→ Requirement
In the records below, change every "Back" to "Return" and leave everything else as it is.

-- begin Provided records --

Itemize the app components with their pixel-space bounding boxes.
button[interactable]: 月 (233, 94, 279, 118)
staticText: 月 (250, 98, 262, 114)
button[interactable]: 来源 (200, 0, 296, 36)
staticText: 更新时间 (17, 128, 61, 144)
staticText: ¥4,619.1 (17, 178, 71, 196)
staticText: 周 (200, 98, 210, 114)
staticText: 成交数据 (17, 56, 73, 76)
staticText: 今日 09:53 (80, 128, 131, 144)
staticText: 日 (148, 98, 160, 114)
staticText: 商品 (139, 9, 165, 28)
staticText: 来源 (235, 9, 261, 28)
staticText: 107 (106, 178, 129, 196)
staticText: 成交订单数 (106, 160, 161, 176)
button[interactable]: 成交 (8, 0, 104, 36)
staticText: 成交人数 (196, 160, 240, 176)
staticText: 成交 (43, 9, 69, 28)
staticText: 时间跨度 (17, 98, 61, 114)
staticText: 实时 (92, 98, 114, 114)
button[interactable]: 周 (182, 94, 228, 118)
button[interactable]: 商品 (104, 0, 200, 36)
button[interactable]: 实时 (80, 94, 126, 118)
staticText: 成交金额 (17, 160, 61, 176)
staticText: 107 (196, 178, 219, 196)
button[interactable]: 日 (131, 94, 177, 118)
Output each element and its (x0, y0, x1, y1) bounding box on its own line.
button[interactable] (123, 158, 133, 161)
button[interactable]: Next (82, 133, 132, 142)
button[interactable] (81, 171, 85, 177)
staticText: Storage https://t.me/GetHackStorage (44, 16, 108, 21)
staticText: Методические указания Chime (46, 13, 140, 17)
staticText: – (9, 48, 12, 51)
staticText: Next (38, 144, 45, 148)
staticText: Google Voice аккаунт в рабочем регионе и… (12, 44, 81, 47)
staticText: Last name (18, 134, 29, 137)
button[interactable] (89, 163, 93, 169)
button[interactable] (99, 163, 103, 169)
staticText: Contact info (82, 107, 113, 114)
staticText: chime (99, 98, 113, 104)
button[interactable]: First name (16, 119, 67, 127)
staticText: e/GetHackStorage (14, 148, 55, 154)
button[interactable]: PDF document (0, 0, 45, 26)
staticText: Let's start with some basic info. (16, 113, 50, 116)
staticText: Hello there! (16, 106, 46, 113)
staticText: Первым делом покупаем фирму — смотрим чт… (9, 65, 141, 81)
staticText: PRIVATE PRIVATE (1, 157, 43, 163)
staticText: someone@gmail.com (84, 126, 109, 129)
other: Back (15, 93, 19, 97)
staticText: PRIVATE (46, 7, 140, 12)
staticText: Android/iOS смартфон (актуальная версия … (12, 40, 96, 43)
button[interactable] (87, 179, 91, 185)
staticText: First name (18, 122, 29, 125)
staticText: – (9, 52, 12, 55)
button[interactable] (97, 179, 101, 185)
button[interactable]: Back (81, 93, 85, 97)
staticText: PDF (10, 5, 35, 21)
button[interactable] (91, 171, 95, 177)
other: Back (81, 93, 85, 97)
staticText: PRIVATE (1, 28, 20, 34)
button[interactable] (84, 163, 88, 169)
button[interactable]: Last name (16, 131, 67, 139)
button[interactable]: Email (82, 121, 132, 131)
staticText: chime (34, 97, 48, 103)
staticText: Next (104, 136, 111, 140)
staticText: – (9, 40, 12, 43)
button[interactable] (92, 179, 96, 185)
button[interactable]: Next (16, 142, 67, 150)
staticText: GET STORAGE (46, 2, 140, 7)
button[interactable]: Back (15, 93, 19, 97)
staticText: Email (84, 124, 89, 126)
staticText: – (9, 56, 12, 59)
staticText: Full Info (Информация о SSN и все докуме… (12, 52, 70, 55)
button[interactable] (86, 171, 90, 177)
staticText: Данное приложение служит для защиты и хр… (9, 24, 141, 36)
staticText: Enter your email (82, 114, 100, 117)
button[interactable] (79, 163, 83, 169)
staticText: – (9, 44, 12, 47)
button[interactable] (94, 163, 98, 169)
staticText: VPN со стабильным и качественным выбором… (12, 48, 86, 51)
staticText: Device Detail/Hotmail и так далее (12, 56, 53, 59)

-- end Provided records --

→ Finished answer
Itemize the app components with their pixel-space bounding boxes.
button[interactable]: 月 (233, 94, 279, 118)
staticText: 月 (250, 98, 262, 114)
button[interactable]: 来源 (200, 0, 296, 36)
staticText: 更新时间 (17, 128, 61, 144)
staticText: ¥4,619.1 (17, 178, 71, 196)
staticText: 周 (200, 98, 210, 114)
staticText: 成交数据 (17, 56, 73, 76)
staticText: 今日 09:53 (80, 128, 131, 144)
staticText: 日 (148, 98, 160, 114)
staticText: 商品 (139, 9, 165, 28)
staticText: 来源 (235, 9, 261, 28)
staticText: 107 (106, 178, 129, 196)
staticText: 成交订单数 (106, 160, 161, 176)
button[interactable]: 成交 (8, 0, 104, 36)
staticText: 成交人数 (196, 160, 240, 176)
staticText: 成交 (43, 9, 69, 28)
staticText: 时间跨度 (17, 98, 61, 114)
staticText: 实时 (92, 98, 114, 114)
button[interactable]: 周 (182, 94, 228, 118)
button[interactable]: 商品 (104, 0, 200, 36)
button[interactable]: 实时 (80, 94, 126, 118)
staticText: 成交金额 (17, 160, 61, 176)
staticText: 107 (196, 178, 219, 196)
button[interactable]: 日 (131, 94, 177, 118)
Output each element and its (x0, y0, x1, y1) bounding box on its own line.
button[interactable] (123, 158, 133, 161)
button[interactable]: Next (82, 133, 132, 142)
button[interactable] (81, 171, 85, 177)
staticText: Storage https://t.me/GetHackStorage (44, 16, 108, 21)
staticText: Методические указания Chime (46, 13, 140, 17)
staticText: – (9, 48, 12, 51)
staticText: Next (38, 144, 45, 148)
staticText: Google Voice аккаунт в рабочем регионе и… (12, 44, 81, 47)
staticText: Last name (18, 134, 29, 137)
button[interactable] (89, 163, 93, 169)
button[interactable] (99, 163, 103, 169)
staticText: Contact info (82, 107, 113, 114)
staticText: chime (99, 98, 113, 104)
button[interactable]: First name (16, 119, 67, 127)
staticText: e/GetHackStorage (14, 148, 55, 154)
button[interactable]: PDF document (0, 0, 45, 26)
staticText: Let's start with some basic info. (16, 113, 50, 116)
staticText: Hello there! (16, 106, 46, 113)
staticText: Первым делом покупаем фирму — смотрим чт… (9, 65, 141, 81)
staticText: PRIVATE PRIVATE (1, 157, 43, 163)
staticText: someone@gmail.com (84, 126, 109, 129)
other: Return (15, 93, 19, 97)
staticText: PRIVATE (46, 7, 140, 12)
staticText: Android/iOS смартфон (актуальная версия … (12, 40, 96, 43)
button[interactable] (87, 179, 91, 185)
staticText: First name (18, 122, 29, 125)
staticText: – (9, 52, 12, 55)
button[interactable] (97, 179, 101, 185)
button[interactable]: Return (81, 93, 85, 97)
staticText: PDF (10, 5, 35, 21)
button[interactable] (91, 171, 95, 177)
other: Return (81, 93, 85, 97)
staticText: PRIVATE (1, 28, 20, 34)
button[interactable] (84, 163, 88, 169)
button[interactable]: Last name (16, 131, 67, 139)
button[interactable]: Email (82, 121, 132, 131)
staticText: chime (34, 97, 48, 103)
staticText: Next (104, 136, 111, 140)
staticText: – (9, 40, 12, 43)
button[interactable] (92, 179, 96, 185)
button[interactable]: Next (16, 142, 67, 150)
staticText: GET STORAGE (46, 2, 140, 7)
button[interactable]: Return (15, 93, 19, 97)
staticText: Email (84, 124, 89, 126)
staticText: – (9, 56, 12, 59)
staticText: Full Info (Информация о SSN и все докуме… (12, 52, 70, 55)
button[interactable] (86, 171, 90, 177)
staticText: Данное приложение служит для защиты и хр… (9, 24, 141, 36)
staticText: Enter your email (82, 114, 100, 117)
button[interactable] (79, 163, 83, 169)
staticText: – (9, 44, 12, 47)
button[interactable] (94, 163, 98, 169)
staticText: VPN со стабильным и качественным выбором… (12, 48, 86, 51)
staticText: Device Detail/Hotmail и так далее (12, 56, 53, 59)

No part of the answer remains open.